## Start Provided entries
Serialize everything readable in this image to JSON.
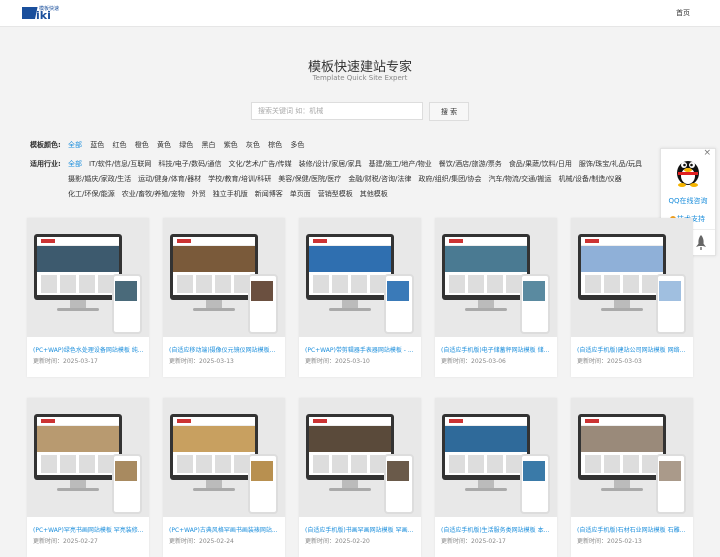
{
  "header": {
    "logo_text": "Viki",
    "logo_sub": "模板快速",
    "nav_home": "首页"
  },
  "hero": {
    "title": "模板快速建站专家",
    "subtitle": "Template Quick Site Expert",
    "search_placeholder": "搜索关键词 如：机械",
    "search_button": "搜 索"
  },
  "colors_filter": {
    "label": "模板颜色:",
    "items": [
      "全部",
      "蓝色",
      "红色",
      "橙色",
      "黄色",
      "绿色",
      "黑白",
      "紫色",
      "灰色",
      "棕色",
      "多色"
    ]
  },
  "industry_filter": {
    "label": "适用行业:",
    "items": [
      "全部",
      "IT/软件/信息/互联网",
      "科技/电子/数码/通信",
      "文化/艺术/广告/传媒",
      "装修/设计/家居/家具",
      "基建/施工/地产/物业",
      "餐饮/酒店/旅游/票务",
      "食品/果蔬/饮料/日用",
      "服饰/珠宝/礼品/玩具",
      "摄影/婚庆/家政/生活",
      "运动/健身/体育/器材",
      "学校/教育/培训/科研",
      "美容/保健/医院/医疗",
      "金融/财税/咨询/法律",
      "政府/组织/集团/协会",
      "汽车/物流/交通/搬运",
      "机械/设备/制造/仪器",
      "化工/环保/能源",
      "农业/畜牧/养殖/宠物",
      "外贸",
      "独立手机版",
      "新闻博客",
      "单页面",
      "营销型模板",
      "其他模板"
    ]
  },
  "qq_widget": {
    "close": "×",
    "online": "QQ在线咨询",
    "tech": "技术支持"
  },
  "accent_color": "#1d8fdc",
  "cards": [
    {
      "title": "(PC+WAP)绿色水处理设备网站模板 纯...",
      "date": "更新时间：2025-03-17",
      "banner": "#3d5a6e",
      "phone": "#4a6a7a"
    },
    {
      "title": "(自适应移动端)摄像仪元镜仪网站模板...",
      "date": "更新时间：2025-03-13",
      "banner": "#7a5a3a",
      "phone": "#6b5040"
    },
    {
      "title": "(PC+WAP)带剪辑器手表器网站模板 - ...",
      "date": "更新时间：2025-03-10",
      "banner": "#2f6fb0",
      "phone": "#3a7ab8"
    },
    {
      "title": "(自适应手机版)电子储蓄秤网站模板 储...",
      "date": "更新时间：2025-03-06",
      "banner": "#4a7a92",
      "phone": "#5a8aa0"
    },
    {
      "title": "(自适应手机版)建站公司网站模板 网络...",
      "date": "更新时间：2025-03-03",
      "banner": "#8fb0d8",
      "phone": "#a0bfe0"
    },
    {
      "title": "(PC+WAP)罕亮书画网站模板 罕亮装修...",
      "date": "更新时间：2025-02-27",
      "banner": "#b89a70",
      "phone": "#a88a60"
    },
    {
      "title": "(PC+WAP)古典风格罕画书画装裱网站...",
      "date": "更新时间：2025-02-24",
      "banner": "#c8a060",
      "phone": "#b89050"
    },
    {
      "title": "(自适应手机版)书画罕画网站模板 罕画...",
      "date": "更新时间：2025-02-20",
      "banner": "#5a4a3a",
      "phone": "#6a5a4a"
    },
    {
      "title": "(自适应手机版)生活服务类网站模板 本...",
      "date": "更新时间：2025-02-17",
      "banner": "#2f6a9a",
      "phone": "#3a7aa8"
    },
    {
      "title": "(自适应手机版)石材石业网站模板 石雕...",
      "date": "更新时间：2025-02-13",
      "banner": "#9a8a7a",
      "phone": "#aa9a8a"
    }
  ]
}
## End Provided entries
■ **Description of the task**
Reproduce all the records verbatim, excluding images.

■ **Exercise answer**
Serialize everything readable in this image to JSON.
{
  "header": {
    "logo_text": "Viki",
    "logo_sub": "模板快速",
    "nav_home": "首页"
  },
  "hero": {
    "title": "模板快速建站专家",
    "subtitle": "Template Quick Site Expert",
    "search_placeholder": "搜索关键词 如：机械",
    "search_button": "搜 索"
  },
  "colors_filter": {
    "label": "模板颜色:",
    "items": [
      "全部",
      "蓝色",
      "红色",
      "橙色",
      "黄色",
      "绿色",
      "黑白",
      "紫色",
      "灰色",
      "棕色",
      "多色"
    ]
  },
  "industry_filter": {
    "label": "适用行业:",
    "items": [
      "全部",
      "IT/软件/信息/互联网",
      "科技/电子/数码/通信",
      "文化/艺术/广告/传媒",
      "装修/设计/家居/家具",
      "基建/施工/地产/物业",
      "餐饮/酒店/旅游/票务",
      "食品/果蔬/饮料/日用",
      "服饰/珠宝/礼品/玩具",
      "摄影/婚庆/家政/生活",
      "运动/健身/体育/器材",
      "学校/教育/培训/科研",
      "美容/保健/医院/医疗",
      "金融/财税/咨询/法律",
      "政府/组织/集团/协会",
      "汽车/物流/交通/搬运",
      "机械/设备/制造/仪器",
      "化工/环保/能源",
      "农业/畜牧/养殖/宠物",
      "外贸",
      "独立手机版",
      "新闻博客",
      "单页面",
      "营销型模板",
      "其他模板"
    ]
  },
  "qq_widget": {
    "close": "×",
    "online": "QQ在线咨询",
    "tech": "技术支持"
  },
  "accent_color": "#1d8fdc",
  "cards": [
    {
      "title": "(PC+WAP)绿色水处理设备网站模板 纯...",
      "date": "更新时间：2025-03-17",
      "banner": "#3d5a6e",
      "phone": "#4a6a7a"
    },
    {
      "title": "(自适应移动端)摄像仪元镜仪网站模板...",
      "date": "更新时间：2025-03-13",
      "banner": "#7a5a3a",
      "phone": "#6b5040"
    },
    {
      "title": "(PC+WAP)带剪辑器手表器网站模板 - ...",
      "date": "更新时间：2025-03-10",
      "banner": "#2f6fb0",
      "phone": "#3a7ab8"
    },
    {
      "title": "(自适应手机版)电子储蓄秤网站模板 储...",
      "date": "更新时间：2025-03-06",
      "banner": "#4a7a92",
      "phone": "#5a8aa0"
    },
    {
      "title": "(自适应手机版)建站公司网站模板 网络...",
      "date": "更新时间：2025-03-03",
      "banner": "#8fb0d8",
      "phone": "#a0bfe0"
    },
    {
      "title": "(PC+WAP)罕亮书画网站模板 罕亮装修...",
      "date": "更新时间：2025-02-27",
      "banner": "#b89a70",
      "phone": "#a88a60"
    },
    {
      "title": "(PC+WAP)古典风格罕画书画装裱网站...",
      "date": "更新时间：2025-02-24",
      "banner": "#c8a060",
      "phone": "#b89050"
    },
    {
      "title": "(自适应手机版)书画罕画网站模板 罕画...",
      "date": "更新时间：2025-02-20",
      "banner": "#5a4a3a",
      "phone": "#6a5a4a"
    },
    {
      "title": "(自适应手机版)生活服务类网站模板 本...",
      "date": "更新时间：2025-02-17",
      "banner": "#2f6a9a",
      "phone": "#3a7aa8"
    },
    {
      "title": "(自适应手机版)石材石业网站模板 石雕...",
      "date": "更新时间：2025-02-13",
      "banner": "#9a8a7a",
      "phone": "#aa9a8a"
    }
  ]
}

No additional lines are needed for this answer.